-- BEGIN Material provided --

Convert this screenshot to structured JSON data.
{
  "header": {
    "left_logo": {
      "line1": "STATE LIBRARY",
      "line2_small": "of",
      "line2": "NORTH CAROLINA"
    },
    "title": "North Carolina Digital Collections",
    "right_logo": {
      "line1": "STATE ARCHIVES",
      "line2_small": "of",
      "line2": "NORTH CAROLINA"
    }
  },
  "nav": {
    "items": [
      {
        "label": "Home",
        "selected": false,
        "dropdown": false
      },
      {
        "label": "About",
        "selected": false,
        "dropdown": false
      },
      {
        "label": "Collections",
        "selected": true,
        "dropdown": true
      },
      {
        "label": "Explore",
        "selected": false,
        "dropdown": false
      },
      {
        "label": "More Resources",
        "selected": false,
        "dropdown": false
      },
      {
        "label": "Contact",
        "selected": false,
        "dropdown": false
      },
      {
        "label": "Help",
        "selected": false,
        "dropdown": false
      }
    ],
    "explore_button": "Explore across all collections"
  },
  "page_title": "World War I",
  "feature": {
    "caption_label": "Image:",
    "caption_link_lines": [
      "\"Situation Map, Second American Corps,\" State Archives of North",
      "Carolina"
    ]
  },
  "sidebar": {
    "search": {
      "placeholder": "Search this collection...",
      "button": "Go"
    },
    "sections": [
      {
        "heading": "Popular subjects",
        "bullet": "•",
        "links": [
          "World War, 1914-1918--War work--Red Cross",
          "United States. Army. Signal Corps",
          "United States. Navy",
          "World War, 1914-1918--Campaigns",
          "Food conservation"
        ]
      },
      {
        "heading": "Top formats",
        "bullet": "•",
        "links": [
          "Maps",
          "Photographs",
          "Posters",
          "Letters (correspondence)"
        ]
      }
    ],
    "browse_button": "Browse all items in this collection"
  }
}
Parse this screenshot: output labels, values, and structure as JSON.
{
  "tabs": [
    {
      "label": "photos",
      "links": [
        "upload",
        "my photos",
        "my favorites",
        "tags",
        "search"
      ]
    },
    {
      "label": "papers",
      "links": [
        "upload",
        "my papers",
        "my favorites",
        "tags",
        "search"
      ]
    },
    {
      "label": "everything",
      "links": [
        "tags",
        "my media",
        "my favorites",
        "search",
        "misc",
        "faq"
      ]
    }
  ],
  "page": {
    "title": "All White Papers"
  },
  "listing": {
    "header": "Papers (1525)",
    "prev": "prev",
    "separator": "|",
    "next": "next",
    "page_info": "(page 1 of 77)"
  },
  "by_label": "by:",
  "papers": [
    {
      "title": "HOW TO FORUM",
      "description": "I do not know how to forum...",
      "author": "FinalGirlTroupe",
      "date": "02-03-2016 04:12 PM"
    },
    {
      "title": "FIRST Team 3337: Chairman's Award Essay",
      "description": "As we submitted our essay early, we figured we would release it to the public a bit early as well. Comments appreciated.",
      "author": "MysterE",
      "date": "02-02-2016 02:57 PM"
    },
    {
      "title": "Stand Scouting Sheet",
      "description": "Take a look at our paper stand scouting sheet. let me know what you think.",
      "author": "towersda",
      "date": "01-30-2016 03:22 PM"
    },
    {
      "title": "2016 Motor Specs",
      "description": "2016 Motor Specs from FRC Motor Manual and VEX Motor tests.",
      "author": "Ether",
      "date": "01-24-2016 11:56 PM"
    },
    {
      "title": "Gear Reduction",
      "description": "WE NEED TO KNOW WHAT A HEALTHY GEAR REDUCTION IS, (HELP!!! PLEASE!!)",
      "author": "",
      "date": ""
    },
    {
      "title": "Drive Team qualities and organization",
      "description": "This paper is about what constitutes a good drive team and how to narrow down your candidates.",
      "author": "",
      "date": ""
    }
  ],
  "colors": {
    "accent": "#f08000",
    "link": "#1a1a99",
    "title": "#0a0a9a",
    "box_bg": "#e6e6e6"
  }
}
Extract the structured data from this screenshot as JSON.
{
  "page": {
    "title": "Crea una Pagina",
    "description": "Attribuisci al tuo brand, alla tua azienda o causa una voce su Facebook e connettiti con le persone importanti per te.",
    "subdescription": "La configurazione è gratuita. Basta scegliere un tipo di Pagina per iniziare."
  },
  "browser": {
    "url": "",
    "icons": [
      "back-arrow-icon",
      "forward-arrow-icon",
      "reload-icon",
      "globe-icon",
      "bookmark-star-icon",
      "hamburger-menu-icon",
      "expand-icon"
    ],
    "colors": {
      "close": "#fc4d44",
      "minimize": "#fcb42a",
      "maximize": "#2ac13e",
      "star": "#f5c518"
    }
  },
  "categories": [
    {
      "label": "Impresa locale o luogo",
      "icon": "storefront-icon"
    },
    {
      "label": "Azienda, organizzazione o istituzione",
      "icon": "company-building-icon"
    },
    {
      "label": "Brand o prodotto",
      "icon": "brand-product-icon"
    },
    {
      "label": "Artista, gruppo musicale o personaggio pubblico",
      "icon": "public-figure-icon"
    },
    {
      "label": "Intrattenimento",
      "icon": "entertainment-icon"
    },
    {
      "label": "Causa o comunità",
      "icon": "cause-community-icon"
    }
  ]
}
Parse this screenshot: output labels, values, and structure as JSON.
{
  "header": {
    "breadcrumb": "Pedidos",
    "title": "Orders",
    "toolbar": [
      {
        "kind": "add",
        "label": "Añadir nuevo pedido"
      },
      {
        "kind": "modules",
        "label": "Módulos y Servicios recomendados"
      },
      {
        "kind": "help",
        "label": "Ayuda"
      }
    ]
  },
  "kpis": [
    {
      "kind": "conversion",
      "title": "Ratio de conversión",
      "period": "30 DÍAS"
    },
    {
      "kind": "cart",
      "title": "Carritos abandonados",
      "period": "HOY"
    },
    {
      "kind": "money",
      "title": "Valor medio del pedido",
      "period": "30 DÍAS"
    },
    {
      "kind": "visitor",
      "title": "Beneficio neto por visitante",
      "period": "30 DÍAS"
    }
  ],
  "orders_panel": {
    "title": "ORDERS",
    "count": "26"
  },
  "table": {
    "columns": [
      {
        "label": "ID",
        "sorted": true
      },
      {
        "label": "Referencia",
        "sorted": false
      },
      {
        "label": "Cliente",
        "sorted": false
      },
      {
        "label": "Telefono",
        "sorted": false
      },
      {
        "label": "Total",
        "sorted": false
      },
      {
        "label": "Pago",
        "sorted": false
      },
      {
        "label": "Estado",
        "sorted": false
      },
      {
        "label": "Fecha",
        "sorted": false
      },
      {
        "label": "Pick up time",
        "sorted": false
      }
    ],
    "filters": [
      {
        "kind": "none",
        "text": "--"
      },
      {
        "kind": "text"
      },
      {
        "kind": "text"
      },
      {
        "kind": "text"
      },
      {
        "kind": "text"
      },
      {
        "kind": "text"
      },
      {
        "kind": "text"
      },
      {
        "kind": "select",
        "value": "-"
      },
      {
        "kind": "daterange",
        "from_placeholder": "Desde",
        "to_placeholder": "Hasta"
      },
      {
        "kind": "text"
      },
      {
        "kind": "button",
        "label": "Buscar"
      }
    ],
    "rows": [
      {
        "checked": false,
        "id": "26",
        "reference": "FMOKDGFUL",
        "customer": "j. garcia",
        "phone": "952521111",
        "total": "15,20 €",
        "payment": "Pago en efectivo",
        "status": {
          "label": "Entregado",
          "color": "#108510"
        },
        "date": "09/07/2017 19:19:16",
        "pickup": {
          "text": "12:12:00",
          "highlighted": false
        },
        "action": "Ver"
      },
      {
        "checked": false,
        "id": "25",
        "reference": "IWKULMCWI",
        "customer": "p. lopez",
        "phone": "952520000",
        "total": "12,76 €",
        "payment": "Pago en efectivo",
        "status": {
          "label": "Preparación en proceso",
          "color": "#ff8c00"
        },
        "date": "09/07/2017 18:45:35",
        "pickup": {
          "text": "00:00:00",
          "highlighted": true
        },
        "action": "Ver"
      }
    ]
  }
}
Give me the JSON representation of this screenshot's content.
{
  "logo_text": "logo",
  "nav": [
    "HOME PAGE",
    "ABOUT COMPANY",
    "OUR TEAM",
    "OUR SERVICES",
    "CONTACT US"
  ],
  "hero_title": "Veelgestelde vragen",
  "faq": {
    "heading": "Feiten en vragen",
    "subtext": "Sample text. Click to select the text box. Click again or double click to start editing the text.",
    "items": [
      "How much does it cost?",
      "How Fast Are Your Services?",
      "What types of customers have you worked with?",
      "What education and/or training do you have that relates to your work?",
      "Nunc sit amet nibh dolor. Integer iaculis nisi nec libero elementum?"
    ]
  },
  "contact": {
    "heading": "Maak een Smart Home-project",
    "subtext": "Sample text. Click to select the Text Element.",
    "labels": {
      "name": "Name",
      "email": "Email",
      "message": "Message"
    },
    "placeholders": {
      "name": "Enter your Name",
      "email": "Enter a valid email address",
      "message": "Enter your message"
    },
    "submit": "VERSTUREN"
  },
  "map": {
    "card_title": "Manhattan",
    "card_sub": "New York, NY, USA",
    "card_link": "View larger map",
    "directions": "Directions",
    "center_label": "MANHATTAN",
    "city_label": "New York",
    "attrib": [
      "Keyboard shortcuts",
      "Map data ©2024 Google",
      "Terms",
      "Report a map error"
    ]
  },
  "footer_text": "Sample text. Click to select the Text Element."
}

-- END Material provided --

* What needs to be done *
Your task is to collect every line above that contains the word "Motor".

* Solution to this task *
      "title": "2016 Motor Specs",
      "description": "2016 Motor Specs from FRC Motor Manual and VEX Motor tests.",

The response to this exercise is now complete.